## START ROWS
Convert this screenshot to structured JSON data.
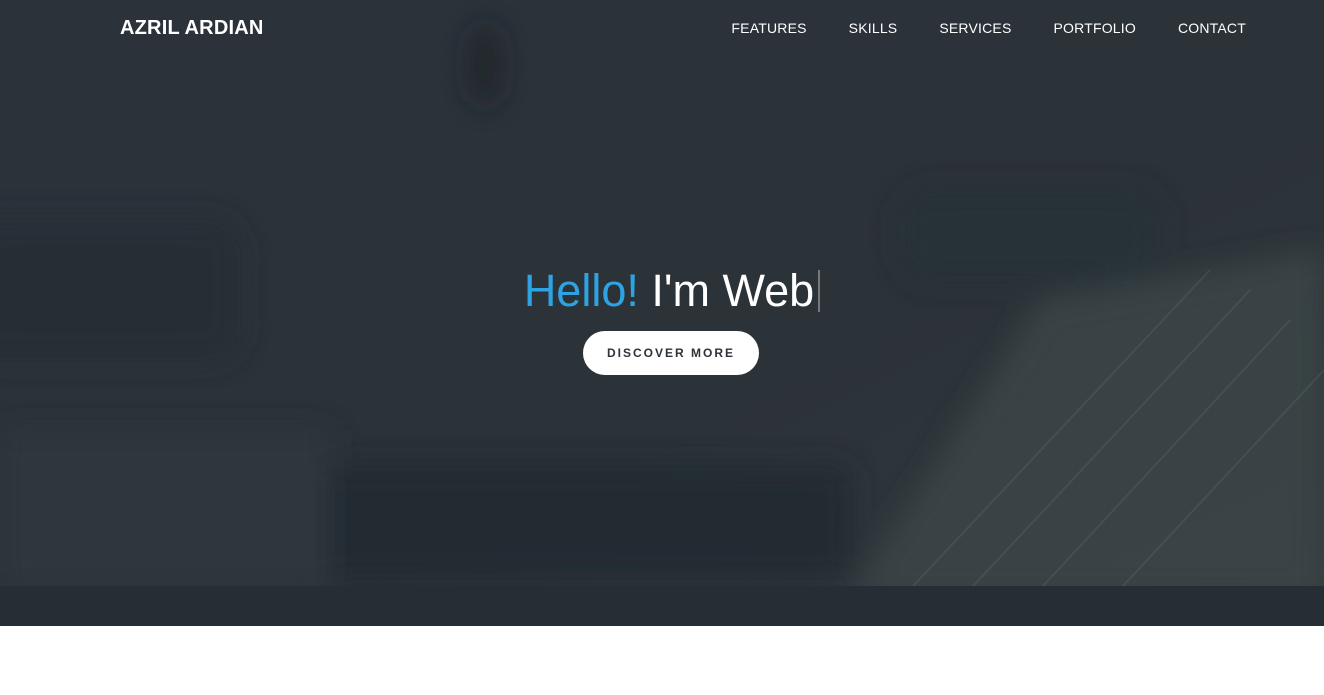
{
  "header": {
    "brand": "AZRIL ARDIAN",
    "nav": [
      {
        "label": "FEATURES"
      },
      {
        "label": "SKILLS"
      },
      {
        "label": "SERVICES"
      },
      {
        "label": "PORTFOLIO"
      },
      {
        "label": "CONTACT"
      }
    ]
  },
  "hero": {
    "greeting": "Hello!",
    "typed_text": "I'm Web",
    "cta_label": "DISCOVER MORE"
  },
  "colors": {
    "accent": "#2ea3e3",
    "overlay": "#2a3138",
    "button_bg": "#ffffff",
    "button_text": "#2d3338"
  }
}
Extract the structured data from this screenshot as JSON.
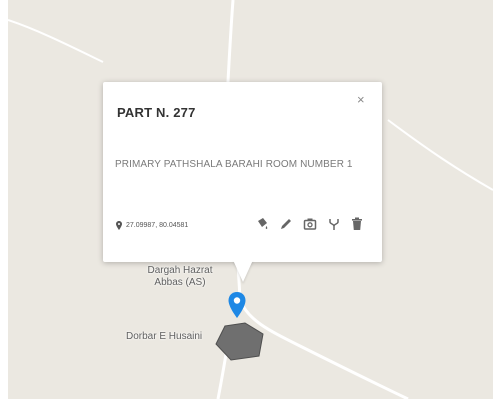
{
  "popup": {
    "title": "PART N. 277",
    "close_glyph": "×",
    "description": "PRIMARY PATHSHALA BARAHI ROOM NUMBER 1",
    "coordinates": "27.09987, 80.04581"
  },
  "map": {
    "labels": {
      "dargah": "Dargah Hazrat Abbas (AS)",
      "dorbar": "Dorbar E Husaini"
    },
    "colors": {
      "background": "#ebe8e1",
      "road": "#ffffff",
      "pin": "#1e88e5",
      "plot": "#6f6f6f"
    }
  },
  "icons": {
    "actions": [
      "fill-icon",
      "pencil-icon",
      "camera-icon",
      "merge-icon",
      "trash-icon"
    ],
    "location": "location-pin-icon"
  }
}
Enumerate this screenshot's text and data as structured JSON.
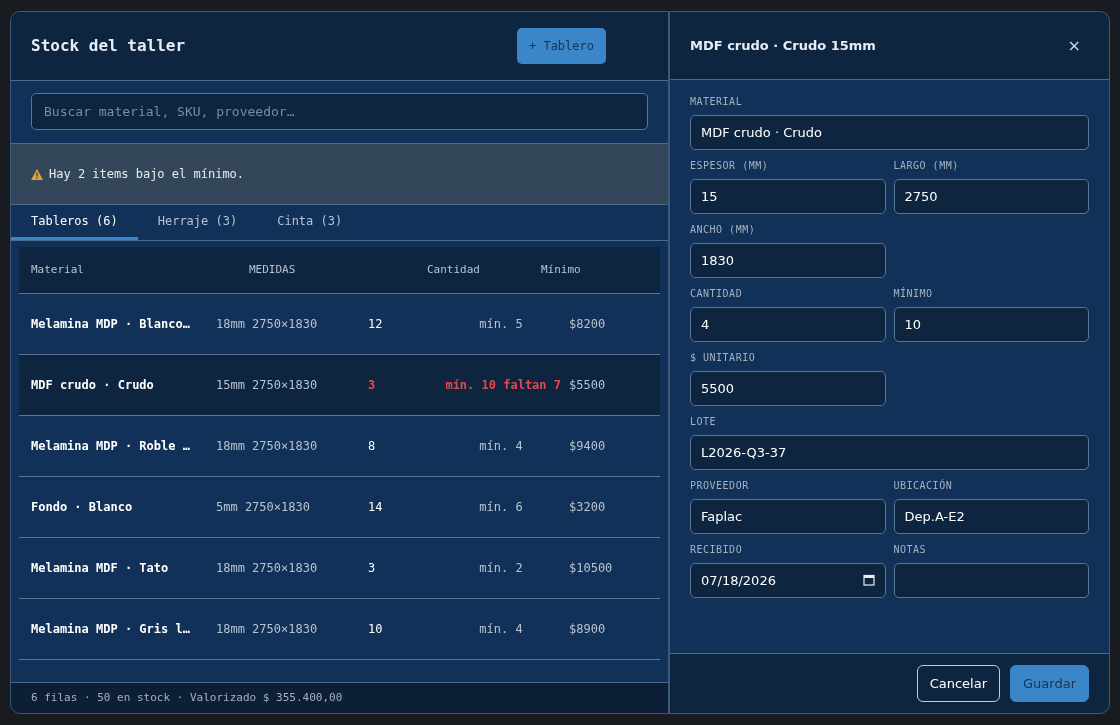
{
  "main": {
    "title": "Stock del taller",
    "add_button": "+ Tablero",
    "search": {
      "placeholder": "Buscar material, SKU, proveedor…"
    },
    "alert": {
      "text": "Hay 2 items bajo el mínimo."
    },
    "tabs": [
      {
        "label": "Tableros (6)",
        "selected": true
      },
      {
        "label": "Herraje (3)",
        "selected": false
      },
      {
        "label": "Cinta (3)",
        "selected": false
      }
    ],
    "table": {
      "columns": [
        "Material",
        "MEDIDAS",
        "Cantidad",
        "Mínimo"
      ],
      "rows": [
        {
          "material": "Melamina MDP · Blanco…",
          "medidas": "18mm 2750×1830",
          "cantidad": "12",
          "minimo": "mín. 5",
          "precio": "$8200",
          "selected": false,
          "low": false
        },
        {
          "material": "MDF crudo · Crudo",
          "medidas": "15mm 2750×1830",
          "cantidad": "3",
          "minimo": "mín. 10 faltan 7",
          "precio": "$5500",
          "selected": true,
          "low": true
        },
        {
          "material": "Melamina MDP · Roble …",
          "medidas": "18mm 2750×1830",
          "cantidad": "8",
          "minimo": "mín. 4",
          "precio": "$9400",
          "selected": false,
          "low": false
        },
        {
          "material": "Fondo · Blanco",
          "medidas": "5mm 2750×1830",
          "cantidad": "14",
          "minimo": "mín. 6",
          "precio": "$3200",
          "selected": false,
          "low": false
        },
        {
          "material": "Melamina MDF · Tato",
          "medidas": "18mm 2750×1830",
          "cantidad": "3",
          "minimo": "mín. 2",
          "precio": "$10500",
          "selected": false,
          "low": false
        },
        {
          "material": "Melamina MDP · Gris l…",
          "medidas": "18mm 2750×1830",
          "cantidad": "10",
          "minimo": "mín. 4",
          "precio": "$8900",
          "selected": false,
          "low": false
        }
      ]
    },
    "footer": "6 filas · 50 en stock · Valorizado $ 355.400,00"
  },
  "panel": {
    "title": "MDF crudo · Crudo 15mm",
    "close": "×",
    "rows": [
      [
        {
          "label": "MATERIAL",
          "value": "MDF crudo · Crudo",
          "kind": "text"
        }
      ],
      [
        {
          "label": "ESPESOR (MM)",
          "value": "15",
          "kind": "text"
        },
        {
          "label": "LARGO (MM)",
          "value": "2750",
          "kind": "text"
        }
      ],
      [
        {
          "label": "ANCHO (MM)",
          "value": "1830",
          "kind": "text"
        }
      ],
      [
        {
          "label": "CANTIDAD",
          "value": "4",
          "kind": "text"
        },
        {
          "label": "MÍNIMO",
          "value": "10",
          "kind": "text"
        }
      ],
      [
        {
          "label": "$ UNITARIO",
          "value": "5500",
          "kind": "text"
        }
      ],
      [
        {
          "label": "LOTE",
          "value": "L2026-Q3-37",
          "kind": "text"
        }
      ],
      [
        {
          "label": "PROVEEDOR",
          "value": "Faplac",
          "kind": "text"
        },
        {
          "label": "UBICACIÓN",
          "value": "Dep.A-E2",
          "kind": "text"
        }
      ],
      [
        {
          "label": "RECIBIDO",
          "value": "07/18/2026",
          "kind": "date"
        },
        {
          "label": "NOTAS",
          "kind": "text"
        }
      ]
    ],
    "buttons": [
      {
        "label": "Cancelar",
        "kind": "secondary"
      },
      {
        "label": "Guardar",
        "kind": "primary"
      }
    ]
  }
}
## END ROWS
SHORT TASK
List each line in the listing that contains the string "JSON".

SOLUTION FOR THIS TASK
Convert this screenshot to structured JSON data.
Extract the structured data from this screenshot as JSON.
Enumerate this screenshot's text and data as structured JSON.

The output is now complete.